• [Task directions] Gather the lines from the material that contain "MIDDLEFIELD".
— Begin Dataset —
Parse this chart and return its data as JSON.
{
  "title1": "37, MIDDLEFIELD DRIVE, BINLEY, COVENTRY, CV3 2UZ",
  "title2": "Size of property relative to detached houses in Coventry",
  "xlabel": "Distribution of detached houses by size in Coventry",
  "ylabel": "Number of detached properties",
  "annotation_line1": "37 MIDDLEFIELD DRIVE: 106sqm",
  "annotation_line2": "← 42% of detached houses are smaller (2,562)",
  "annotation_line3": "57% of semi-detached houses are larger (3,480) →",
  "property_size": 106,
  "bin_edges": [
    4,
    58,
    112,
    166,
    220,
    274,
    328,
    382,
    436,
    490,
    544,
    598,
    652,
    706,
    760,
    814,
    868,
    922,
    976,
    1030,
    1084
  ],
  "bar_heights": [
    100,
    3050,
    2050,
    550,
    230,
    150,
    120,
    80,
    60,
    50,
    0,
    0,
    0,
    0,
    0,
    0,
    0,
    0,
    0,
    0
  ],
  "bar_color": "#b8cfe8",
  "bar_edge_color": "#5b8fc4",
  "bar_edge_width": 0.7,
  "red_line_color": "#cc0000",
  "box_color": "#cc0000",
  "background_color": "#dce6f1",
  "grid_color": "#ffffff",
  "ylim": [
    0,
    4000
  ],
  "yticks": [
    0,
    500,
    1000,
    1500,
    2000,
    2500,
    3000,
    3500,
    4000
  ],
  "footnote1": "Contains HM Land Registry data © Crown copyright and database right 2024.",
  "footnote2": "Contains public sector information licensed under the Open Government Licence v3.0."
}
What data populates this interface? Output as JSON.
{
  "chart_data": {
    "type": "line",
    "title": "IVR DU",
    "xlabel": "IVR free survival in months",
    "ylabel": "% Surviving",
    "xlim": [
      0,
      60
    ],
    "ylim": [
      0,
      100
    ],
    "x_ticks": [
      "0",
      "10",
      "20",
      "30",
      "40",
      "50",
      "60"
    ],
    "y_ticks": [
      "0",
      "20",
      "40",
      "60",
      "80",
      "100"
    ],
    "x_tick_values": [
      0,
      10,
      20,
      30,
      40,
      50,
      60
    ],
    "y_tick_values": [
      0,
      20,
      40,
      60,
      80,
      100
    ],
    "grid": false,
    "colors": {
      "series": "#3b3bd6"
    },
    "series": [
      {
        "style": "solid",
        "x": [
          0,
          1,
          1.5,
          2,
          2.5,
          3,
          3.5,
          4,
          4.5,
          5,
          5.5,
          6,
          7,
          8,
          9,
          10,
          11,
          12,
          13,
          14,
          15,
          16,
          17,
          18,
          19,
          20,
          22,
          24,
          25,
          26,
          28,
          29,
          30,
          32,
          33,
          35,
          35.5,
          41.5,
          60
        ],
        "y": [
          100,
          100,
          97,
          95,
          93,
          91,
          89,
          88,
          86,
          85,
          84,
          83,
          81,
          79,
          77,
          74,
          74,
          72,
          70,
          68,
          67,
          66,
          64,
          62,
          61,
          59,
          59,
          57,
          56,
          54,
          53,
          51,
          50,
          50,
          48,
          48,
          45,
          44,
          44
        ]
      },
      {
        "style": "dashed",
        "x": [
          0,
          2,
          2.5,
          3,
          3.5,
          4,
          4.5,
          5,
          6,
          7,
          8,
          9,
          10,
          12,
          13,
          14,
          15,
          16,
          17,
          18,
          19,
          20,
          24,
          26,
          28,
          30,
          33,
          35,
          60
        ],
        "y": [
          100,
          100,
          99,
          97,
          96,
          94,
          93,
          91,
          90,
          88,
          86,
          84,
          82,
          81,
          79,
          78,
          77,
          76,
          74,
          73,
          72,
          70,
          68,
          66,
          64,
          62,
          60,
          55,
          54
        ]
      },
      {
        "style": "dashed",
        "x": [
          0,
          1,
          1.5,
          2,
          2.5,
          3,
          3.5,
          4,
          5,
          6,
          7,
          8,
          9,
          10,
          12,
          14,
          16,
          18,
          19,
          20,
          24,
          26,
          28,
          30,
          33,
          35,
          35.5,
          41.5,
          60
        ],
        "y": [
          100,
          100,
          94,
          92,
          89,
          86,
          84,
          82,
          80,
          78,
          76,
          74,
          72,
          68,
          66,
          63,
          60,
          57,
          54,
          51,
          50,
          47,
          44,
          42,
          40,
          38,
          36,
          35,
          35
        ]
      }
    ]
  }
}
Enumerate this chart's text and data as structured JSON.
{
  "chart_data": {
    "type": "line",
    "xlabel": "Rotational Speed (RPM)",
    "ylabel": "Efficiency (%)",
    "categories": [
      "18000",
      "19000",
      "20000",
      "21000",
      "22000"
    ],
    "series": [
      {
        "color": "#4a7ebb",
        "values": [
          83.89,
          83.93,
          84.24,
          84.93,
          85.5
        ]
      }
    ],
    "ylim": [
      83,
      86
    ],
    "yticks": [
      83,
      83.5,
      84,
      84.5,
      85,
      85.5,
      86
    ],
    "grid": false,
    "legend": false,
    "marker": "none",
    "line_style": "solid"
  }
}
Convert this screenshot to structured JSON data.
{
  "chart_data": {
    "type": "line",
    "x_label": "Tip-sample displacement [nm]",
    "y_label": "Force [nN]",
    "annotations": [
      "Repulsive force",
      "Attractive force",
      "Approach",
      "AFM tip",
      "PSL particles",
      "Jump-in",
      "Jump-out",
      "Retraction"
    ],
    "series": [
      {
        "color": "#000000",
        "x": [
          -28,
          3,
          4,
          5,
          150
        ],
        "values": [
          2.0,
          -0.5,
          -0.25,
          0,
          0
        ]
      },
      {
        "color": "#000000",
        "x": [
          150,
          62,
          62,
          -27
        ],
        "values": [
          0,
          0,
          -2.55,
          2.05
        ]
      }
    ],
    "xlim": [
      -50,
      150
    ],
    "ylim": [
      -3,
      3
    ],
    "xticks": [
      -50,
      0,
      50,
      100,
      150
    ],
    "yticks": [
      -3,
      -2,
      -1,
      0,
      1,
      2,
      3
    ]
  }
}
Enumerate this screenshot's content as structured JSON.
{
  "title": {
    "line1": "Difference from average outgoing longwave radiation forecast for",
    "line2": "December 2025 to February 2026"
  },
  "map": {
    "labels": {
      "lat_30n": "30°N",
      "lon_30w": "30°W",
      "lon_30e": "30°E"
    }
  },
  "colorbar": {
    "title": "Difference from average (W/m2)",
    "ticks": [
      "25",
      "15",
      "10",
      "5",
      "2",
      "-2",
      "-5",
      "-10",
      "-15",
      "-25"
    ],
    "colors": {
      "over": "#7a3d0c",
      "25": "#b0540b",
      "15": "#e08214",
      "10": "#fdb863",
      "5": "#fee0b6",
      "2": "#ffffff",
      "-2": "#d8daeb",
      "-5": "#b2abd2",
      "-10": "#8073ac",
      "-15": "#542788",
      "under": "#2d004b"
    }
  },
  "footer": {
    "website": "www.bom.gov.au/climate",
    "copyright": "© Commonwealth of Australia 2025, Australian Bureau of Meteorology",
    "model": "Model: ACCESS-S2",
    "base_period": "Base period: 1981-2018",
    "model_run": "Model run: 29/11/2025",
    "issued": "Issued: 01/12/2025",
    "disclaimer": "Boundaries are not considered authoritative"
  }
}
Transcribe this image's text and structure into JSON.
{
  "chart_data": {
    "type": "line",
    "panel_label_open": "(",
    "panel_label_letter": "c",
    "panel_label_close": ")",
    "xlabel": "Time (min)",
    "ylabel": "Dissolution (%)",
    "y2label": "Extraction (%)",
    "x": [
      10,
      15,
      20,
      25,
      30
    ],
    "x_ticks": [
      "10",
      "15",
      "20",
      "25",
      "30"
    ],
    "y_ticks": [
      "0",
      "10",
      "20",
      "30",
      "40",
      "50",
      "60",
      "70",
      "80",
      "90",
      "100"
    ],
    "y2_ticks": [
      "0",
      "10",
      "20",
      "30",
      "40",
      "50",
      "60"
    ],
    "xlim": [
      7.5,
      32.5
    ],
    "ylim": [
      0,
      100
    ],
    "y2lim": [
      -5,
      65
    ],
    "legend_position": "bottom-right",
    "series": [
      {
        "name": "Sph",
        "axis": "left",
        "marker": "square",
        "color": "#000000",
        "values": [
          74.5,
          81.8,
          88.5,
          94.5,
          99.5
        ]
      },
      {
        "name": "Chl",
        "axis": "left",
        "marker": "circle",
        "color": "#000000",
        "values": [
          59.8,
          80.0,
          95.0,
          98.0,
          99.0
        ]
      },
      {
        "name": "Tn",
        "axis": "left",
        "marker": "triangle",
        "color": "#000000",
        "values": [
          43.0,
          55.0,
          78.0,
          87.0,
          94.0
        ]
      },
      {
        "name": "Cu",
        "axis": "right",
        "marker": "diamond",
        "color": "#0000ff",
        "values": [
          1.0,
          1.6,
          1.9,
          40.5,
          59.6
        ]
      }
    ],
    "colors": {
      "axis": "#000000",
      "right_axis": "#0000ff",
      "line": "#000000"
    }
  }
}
— End Dataset —
• [Finished answer]
  "title1": "37, MIDDLEFIELD DRIVE, BINLEY, COVENTRY, CV3 2UZ",
  "annotation_line1": "37 MIDDLEFIELD DRIVE: 106sqm",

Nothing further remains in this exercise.